_SET TASK_.
Find each line holding the word "values" and give the number of such lines, nothing else.

— start of GIVEN INFORMATION —

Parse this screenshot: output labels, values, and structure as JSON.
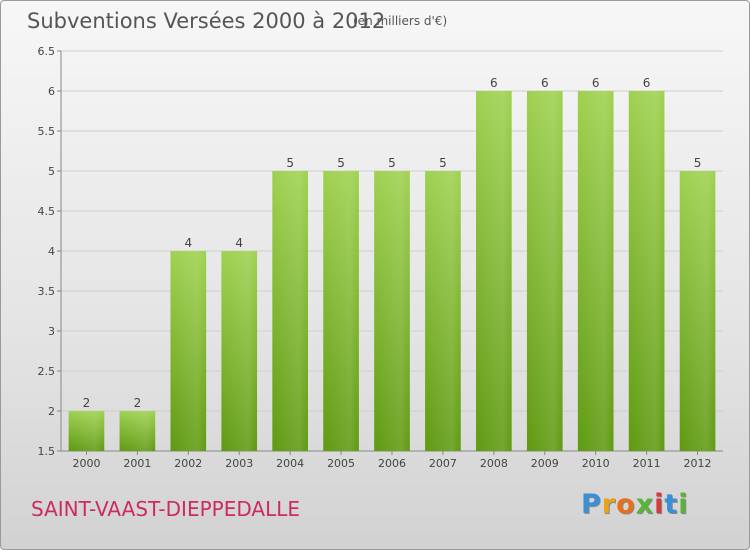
{
  "title": "Subventions Versées 2000 à 2012",
  "unit": "(en milliers d'€)",
  "commune": "SAINT-VAAST-DIEPPEDALLE",
  "logo": {
    "letters": [
      "P",
      "r",
      "o",
      "x",
      "i",
      "t",
      "i"
    ],
    "colors": [
      "#3a8fd6",
      "#e8a21b",
      "#e8701b",
      "#5ab43a",
      "#d63a3a",
      "#3a8fd6",
      "#5ab43a"
    ]
  },
  "colors": {
    "bar_top": "#9fd150",
    "bar_bottom": "#5f9a12",
    "grid": "#cfcfcf",
    "text": "#444"
  },
  "chart_data": {
    "type": "bar",
    "title": "Subventions Versées 2000 à 2012",
    "ylabel": "",
    "xlabel": "",
    "categories": [
      "2000",
      "2001",
      "2002",
      "2003",
      "2004",
      "2005",
      "2006",
      "2007",
      "2008",
      "2009",
      "2010",
      "2011",
      "2012"
    ],
    "values": [
      2,
      2,
      4,
      4,
      5,
      5,
      5,
      5,
      6,
      6,
      6,
      6,
      5
    ],
    "ylim": [
      1.5,
      6.5
    ],
    "yticks": [
      "1.5",
      "2",
      "2.5",
      "3",
      "3.5",
      "4",
      "4.5",
      "5",
      "5.5",
      "6",
      "6.5"
    ],
    "grid": true
  }
}
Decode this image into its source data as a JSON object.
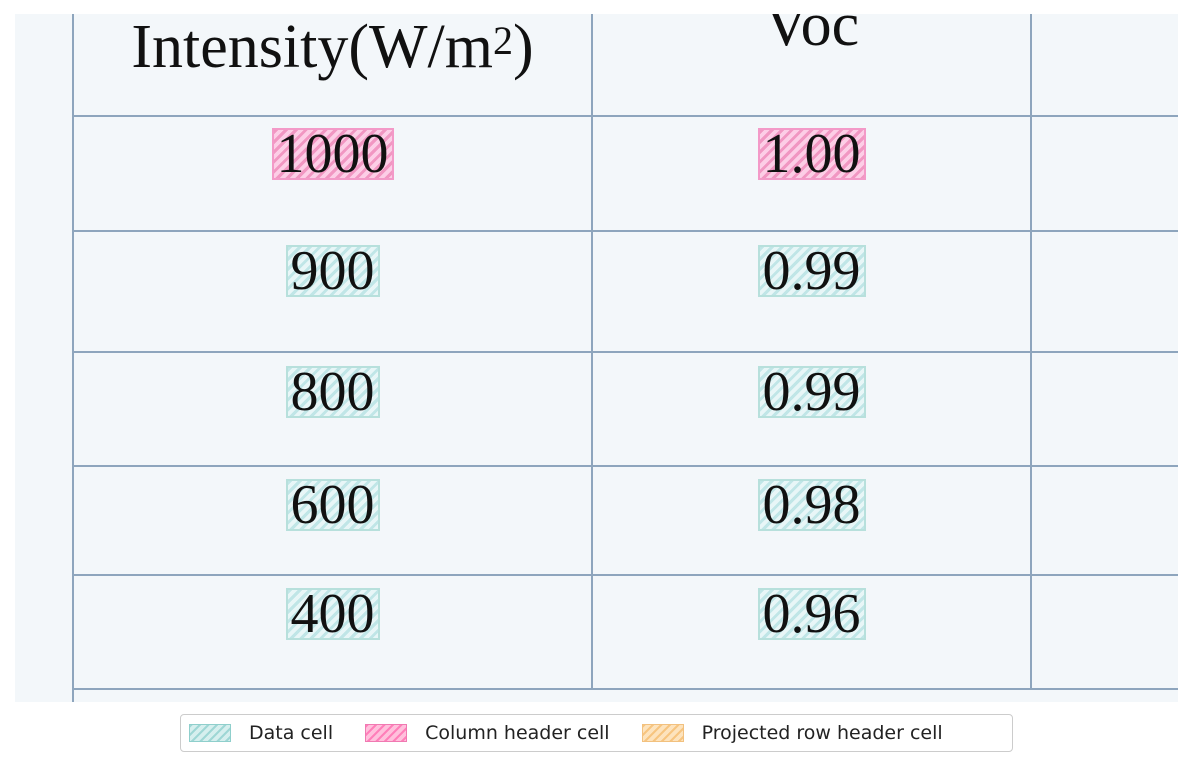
{
  "table": {
    "headers": {
      "intensity_main": "Intensity(W/m",
      "intensity_sup": "2",
      "intensity_close": ")",
      "voc": "Voc"
    },
    "rows": [
      {
        "intensity": "1000",
        "voc": "1.00"
      },
      {
        "intensity": "900",
        "voc": "0.99"
      },
      {
        "intensity": "800",
        "voc": "0.99"
      },
      {
        "intensity": "600",
        "voc": "0.98"
      },
      {
        "intensity": "400",
        "voc": "0.96"
      }
    ]
  },
  "legend": {
    "items": [
      {
        "label": "Data cell",
        "color": "#9fd7d5"
      },
      {
        "label": "Column header cell",
        "color": "#ff7fba"
      },
      {
        "label": "Projected row header cell",
        "color": "#f7c580"
      }
    ]
  }
}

— end of GIVEN INFORMATION —

_EXERCISE RESPONSE_.
2